>> begin Extracted entries

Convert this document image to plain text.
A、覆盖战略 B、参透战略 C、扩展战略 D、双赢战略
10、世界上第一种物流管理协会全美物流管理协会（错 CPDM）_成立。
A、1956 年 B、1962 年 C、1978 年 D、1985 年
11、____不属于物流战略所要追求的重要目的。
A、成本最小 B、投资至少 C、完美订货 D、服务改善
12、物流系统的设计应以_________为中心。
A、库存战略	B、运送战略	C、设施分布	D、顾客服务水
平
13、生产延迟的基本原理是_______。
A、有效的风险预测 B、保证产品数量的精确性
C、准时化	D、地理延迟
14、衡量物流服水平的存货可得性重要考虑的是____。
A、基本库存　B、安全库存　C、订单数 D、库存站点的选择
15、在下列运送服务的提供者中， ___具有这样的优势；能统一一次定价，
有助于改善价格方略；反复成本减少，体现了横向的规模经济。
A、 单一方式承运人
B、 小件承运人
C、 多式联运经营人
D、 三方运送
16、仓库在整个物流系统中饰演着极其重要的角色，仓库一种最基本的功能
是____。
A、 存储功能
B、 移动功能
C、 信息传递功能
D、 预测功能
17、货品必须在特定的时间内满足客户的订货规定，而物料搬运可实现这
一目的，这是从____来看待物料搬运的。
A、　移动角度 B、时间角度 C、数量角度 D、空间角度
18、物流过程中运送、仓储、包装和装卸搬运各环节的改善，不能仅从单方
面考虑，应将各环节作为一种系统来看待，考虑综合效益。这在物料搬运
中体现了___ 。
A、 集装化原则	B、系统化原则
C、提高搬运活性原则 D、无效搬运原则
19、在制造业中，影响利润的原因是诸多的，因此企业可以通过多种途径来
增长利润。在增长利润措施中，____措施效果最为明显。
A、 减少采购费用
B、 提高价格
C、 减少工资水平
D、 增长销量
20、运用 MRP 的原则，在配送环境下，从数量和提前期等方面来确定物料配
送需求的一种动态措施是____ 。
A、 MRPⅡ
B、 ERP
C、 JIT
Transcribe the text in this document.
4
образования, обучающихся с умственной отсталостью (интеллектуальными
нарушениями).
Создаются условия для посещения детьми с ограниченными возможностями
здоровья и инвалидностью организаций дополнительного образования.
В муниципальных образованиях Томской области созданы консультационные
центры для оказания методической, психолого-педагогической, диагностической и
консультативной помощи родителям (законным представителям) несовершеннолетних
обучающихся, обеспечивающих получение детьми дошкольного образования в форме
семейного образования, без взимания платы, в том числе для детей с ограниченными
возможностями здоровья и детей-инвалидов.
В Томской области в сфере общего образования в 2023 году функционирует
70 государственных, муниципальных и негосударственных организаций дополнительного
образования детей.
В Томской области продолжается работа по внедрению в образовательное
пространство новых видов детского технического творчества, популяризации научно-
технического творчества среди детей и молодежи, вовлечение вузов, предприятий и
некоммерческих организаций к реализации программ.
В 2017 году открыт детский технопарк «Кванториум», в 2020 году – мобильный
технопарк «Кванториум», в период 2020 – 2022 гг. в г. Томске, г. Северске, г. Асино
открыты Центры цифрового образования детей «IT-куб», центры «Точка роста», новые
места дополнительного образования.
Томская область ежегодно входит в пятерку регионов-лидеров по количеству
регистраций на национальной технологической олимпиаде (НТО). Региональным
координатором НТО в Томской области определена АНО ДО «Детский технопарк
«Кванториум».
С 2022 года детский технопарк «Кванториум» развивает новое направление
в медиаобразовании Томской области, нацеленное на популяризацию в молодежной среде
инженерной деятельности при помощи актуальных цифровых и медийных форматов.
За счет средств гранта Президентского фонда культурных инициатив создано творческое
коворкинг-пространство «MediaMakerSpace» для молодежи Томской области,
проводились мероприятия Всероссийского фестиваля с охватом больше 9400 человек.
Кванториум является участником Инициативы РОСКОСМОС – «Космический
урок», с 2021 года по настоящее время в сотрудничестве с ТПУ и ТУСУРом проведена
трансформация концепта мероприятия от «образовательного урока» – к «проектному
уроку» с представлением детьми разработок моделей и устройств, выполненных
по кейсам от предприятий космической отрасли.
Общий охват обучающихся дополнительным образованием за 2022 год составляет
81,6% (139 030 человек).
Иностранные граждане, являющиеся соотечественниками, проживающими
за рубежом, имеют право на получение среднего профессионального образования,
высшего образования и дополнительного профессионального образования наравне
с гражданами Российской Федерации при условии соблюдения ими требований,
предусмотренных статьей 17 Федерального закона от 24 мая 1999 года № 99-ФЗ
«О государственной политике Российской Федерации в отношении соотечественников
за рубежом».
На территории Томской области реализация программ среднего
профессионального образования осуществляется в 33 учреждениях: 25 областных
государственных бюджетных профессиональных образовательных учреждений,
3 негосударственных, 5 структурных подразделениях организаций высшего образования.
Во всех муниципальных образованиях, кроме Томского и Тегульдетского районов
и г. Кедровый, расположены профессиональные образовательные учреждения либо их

>> end Extracted entries

Exercise instructions: Copy every line of the listing where the word "получение" appears.

Complete output:
обучающихся, обеспечивающих получение детьми дошкольного образования в форме
за рубежом, имеют право на получение среднего профессионального образования,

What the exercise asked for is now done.